Stated goal
Provide only the number of lines in the listing that contain the string "职工之家".

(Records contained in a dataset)
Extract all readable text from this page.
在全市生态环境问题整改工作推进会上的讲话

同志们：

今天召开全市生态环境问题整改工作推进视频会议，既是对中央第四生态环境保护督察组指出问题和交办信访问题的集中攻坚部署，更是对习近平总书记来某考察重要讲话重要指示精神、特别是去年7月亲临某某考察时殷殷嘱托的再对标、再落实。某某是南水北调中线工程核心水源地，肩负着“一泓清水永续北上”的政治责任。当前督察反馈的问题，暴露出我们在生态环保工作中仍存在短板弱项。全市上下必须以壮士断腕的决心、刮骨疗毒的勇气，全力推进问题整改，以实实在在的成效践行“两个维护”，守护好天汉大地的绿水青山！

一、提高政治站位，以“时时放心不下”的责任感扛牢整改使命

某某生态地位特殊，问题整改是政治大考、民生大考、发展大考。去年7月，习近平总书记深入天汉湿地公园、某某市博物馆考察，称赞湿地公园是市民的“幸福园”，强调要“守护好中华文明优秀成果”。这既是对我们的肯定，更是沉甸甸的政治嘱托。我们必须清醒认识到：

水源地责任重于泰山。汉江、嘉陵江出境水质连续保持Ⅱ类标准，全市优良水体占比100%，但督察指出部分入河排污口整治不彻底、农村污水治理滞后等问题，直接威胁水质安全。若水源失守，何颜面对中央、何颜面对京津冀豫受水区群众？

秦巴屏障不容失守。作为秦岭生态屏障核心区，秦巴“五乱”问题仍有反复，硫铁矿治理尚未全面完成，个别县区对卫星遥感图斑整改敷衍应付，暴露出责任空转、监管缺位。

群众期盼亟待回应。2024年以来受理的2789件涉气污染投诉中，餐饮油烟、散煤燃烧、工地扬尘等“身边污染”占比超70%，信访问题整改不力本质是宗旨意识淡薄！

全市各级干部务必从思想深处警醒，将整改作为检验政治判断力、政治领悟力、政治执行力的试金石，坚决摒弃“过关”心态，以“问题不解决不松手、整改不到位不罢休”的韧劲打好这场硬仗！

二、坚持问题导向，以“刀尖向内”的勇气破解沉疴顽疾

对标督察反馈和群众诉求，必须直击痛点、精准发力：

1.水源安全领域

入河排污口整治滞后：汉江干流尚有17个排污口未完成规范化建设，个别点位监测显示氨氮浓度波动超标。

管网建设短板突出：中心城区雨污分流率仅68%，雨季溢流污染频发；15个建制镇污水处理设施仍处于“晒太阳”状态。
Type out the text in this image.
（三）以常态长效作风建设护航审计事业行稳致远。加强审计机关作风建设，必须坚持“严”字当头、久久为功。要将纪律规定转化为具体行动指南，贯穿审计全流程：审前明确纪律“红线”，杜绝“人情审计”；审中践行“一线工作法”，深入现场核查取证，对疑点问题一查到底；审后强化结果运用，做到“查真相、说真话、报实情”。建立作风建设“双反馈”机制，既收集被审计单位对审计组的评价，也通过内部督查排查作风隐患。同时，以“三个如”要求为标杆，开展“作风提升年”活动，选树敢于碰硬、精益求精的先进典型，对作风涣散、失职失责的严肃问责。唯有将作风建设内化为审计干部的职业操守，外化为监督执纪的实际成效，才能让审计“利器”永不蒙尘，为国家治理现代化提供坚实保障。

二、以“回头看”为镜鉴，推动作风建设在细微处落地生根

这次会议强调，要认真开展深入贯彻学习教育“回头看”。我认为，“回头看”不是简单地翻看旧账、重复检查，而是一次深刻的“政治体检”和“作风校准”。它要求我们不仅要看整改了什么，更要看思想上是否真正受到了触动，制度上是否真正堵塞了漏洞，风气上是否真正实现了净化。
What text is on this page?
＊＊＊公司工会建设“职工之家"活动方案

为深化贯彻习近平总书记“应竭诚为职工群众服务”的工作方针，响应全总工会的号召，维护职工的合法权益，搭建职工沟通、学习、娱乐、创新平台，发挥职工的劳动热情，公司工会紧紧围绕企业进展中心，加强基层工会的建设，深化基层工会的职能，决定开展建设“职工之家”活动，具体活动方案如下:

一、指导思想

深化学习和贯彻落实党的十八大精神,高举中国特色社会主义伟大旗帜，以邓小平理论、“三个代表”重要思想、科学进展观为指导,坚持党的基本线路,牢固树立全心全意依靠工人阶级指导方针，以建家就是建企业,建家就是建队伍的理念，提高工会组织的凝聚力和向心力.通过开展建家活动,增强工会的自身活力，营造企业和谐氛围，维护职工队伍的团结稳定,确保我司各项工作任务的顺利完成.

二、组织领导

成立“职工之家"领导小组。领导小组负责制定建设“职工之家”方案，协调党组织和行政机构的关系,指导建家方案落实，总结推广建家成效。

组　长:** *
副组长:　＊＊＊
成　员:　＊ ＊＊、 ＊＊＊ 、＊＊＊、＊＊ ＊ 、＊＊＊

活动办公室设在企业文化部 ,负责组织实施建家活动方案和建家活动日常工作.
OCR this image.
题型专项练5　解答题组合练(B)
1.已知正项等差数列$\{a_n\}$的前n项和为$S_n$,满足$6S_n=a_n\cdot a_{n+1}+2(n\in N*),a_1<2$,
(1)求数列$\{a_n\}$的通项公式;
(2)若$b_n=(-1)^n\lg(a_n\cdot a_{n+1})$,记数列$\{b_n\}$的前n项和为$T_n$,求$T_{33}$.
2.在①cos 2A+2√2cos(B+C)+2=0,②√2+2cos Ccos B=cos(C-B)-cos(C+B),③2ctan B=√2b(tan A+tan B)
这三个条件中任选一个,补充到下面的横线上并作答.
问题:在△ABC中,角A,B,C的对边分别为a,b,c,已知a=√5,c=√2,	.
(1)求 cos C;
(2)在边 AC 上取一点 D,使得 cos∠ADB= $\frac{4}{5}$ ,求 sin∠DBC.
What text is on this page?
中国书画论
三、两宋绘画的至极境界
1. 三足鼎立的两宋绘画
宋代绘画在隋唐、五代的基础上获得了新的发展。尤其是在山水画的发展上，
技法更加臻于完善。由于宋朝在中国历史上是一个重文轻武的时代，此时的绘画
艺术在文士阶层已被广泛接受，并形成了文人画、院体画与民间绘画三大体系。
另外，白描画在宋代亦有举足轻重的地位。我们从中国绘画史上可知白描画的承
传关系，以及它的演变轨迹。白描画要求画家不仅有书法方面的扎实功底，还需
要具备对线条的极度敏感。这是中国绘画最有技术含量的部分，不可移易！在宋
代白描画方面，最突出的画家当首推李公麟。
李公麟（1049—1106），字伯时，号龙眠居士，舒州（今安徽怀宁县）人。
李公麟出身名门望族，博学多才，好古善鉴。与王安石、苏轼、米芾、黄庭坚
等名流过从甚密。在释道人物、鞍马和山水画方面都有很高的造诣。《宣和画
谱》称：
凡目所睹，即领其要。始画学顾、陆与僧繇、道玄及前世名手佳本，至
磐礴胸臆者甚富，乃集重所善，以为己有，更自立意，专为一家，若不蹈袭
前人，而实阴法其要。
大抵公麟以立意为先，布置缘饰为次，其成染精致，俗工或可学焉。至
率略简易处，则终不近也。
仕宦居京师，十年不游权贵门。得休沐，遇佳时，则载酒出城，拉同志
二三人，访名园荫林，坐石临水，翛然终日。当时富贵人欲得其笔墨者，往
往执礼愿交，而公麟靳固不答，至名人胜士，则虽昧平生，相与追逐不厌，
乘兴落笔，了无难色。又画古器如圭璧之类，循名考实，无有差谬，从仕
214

Response
3